What this task involves – Find the lines holding the word "Guinea" and collect them.

Entries shown –

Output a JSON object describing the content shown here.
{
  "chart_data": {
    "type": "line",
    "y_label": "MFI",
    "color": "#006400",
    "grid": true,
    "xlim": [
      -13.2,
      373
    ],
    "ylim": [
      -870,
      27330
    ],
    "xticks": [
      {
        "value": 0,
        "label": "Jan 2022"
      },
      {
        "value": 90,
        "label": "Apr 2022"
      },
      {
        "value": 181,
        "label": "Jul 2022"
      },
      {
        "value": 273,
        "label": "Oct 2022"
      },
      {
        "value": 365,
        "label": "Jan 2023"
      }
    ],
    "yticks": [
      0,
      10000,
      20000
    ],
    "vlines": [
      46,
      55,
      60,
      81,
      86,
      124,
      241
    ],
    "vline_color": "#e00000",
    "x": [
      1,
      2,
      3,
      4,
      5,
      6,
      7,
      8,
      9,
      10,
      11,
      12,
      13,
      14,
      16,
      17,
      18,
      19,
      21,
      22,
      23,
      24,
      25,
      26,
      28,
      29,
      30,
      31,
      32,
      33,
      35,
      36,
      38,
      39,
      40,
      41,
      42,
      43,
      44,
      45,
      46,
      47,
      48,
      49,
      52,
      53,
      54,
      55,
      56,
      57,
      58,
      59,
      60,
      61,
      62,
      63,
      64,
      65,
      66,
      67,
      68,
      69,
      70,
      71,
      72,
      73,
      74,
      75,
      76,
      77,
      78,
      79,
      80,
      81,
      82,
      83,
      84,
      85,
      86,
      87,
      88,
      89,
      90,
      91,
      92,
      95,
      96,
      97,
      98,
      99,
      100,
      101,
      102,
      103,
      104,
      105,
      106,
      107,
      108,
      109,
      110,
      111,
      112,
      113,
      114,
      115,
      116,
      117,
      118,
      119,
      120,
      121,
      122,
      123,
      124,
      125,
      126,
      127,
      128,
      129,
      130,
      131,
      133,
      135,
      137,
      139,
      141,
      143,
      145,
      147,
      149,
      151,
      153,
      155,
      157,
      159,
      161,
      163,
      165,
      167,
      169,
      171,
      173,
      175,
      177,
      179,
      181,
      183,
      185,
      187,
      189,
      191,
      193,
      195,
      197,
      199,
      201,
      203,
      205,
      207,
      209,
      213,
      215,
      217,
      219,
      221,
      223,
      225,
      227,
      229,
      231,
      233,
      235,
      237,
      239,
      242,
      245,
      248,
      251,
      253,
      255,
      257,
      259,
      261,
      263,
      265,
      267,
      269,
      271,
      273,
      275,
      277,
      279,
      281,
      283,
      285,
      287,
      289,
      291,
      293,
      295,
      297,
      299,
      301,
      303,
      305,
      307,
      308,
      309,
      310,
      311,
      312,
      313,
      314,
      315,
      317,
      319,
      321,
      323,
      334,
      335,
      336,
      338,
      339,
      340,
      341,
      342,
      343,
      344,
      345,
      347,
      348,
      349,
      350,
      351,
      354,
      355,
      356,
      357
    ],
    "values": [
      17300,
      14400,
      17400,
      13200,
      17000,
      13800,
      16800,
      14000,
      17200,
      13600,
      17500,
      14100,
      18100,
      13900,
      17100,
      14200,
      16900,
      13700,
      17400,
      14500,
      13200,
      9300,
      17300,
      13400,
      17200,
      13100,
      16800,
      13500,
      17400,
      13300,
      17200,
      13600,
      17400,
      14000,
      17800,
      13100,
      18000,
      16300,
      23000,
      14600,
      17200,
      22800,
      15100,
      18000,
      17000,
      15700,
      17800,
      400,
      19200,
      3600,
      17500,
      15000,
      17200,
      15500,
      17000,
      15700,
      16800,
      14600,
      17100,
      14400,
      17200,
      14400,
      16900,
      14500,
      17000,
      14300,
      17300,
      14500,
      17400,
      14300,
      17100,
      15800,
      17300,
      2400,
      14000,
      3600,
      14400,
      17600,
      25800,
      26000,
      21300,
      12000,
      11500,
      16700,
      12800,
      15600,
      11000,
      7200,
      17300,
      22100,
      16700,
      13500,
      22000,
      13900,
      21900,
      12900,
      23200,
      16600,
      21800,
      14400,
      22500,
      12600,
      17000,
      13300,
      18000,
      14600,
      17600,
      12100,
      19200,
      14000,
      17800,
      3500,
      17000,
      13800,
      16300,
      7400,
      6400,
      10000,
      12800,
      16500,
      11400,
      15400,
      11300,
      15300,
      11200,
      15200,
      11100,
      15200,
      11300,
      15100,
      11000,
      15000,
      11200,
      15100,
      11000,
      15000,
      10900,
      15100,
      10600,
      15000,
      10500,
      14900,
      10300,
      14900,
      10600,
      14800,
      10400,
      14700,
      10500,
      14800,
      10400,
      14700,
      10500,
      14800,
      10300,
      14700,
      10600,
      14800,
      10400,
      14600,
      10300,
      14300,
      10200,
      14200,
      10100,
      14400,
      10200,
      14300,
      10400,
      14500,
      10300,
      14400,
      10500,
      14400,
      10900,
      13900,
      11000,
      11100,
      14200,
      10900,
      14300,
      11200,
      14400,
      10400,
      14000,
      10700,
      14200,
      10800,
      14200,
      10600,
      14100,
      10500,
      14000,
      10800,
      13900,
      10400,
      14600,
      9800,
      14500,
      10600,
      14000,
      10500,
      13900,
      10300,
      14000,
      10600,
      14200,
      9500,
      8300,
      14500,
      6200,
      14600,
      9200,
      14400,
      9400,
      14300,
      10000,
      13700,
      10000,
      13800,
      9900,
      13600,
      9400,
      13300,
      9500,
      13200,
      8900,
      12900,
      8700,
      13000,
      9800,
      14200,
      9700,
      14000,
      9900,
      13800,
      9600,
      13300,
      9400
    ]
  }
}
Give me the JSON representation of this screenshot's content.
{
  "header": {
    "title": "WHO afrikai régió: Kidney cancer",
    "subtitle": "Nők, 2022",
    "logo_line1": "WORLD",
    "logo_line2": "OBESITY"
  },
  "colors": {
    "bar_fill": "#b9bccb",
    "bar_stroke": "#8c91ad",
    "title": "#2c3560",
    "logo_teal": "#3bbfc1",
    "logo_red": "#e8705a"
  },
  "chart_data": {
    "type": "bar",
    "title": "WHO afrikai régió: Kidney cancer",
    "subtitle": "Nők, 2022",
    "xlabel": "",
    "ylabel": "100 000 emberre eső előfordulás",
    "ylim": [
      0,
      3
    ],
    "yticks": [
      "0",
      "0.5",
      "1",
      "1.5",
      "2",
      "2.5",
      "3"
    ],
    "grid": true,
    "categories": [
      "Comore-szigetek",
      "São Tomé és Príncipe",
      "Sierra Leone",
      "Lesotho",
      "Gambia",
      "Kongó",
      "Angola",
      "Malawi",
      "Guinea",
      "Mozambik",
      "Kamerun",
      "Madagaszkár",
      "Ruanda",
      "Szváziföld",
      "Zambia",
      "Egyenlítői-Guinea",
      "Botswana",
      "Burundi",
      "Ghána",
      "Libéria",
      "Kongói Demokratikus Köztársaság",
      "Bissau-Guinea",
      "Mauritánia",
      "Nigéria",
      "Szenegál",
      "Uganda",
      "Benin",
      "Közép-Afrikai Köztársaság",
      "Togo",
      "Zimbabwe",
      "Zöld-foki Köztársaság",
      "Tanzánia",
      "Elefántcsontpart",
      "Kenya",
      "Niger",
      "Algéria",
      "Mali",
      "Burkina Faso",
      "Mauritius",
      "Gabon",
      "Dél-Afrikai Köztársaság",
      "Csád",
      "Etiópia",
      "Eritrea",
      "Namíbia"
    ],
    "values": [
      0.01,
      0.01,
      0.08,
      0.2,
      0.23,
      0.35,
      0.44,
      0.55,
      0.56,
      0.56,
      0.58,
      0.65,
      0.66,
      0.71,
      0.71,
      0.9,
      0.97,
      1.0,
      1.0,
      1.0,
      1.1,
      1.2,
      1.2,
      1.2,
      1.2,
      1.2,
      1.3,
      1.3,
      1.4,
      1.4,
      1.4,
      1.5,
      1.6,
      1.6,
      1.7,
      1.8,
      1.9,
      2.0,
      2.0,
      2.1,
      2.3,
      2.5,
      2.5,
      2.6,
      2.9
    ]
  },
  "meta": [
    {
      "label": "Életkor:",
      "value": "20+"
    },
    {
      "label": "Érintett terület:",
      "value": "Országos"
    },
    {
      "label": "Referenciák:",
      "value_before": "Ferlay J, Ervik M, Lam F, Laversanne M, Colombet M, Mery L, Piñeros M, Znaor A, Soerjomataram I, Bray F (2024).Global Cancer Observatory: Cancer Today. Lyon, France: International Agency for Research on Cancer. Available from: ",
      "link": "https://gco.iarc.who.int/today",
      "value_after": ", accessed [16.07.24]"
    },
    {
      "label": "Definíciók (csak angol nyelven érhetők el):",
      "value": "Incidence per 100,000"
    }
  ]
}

The response –
      "Guinea",
      "Egyenlítői-Guinea",
      "Bissau-Guinea",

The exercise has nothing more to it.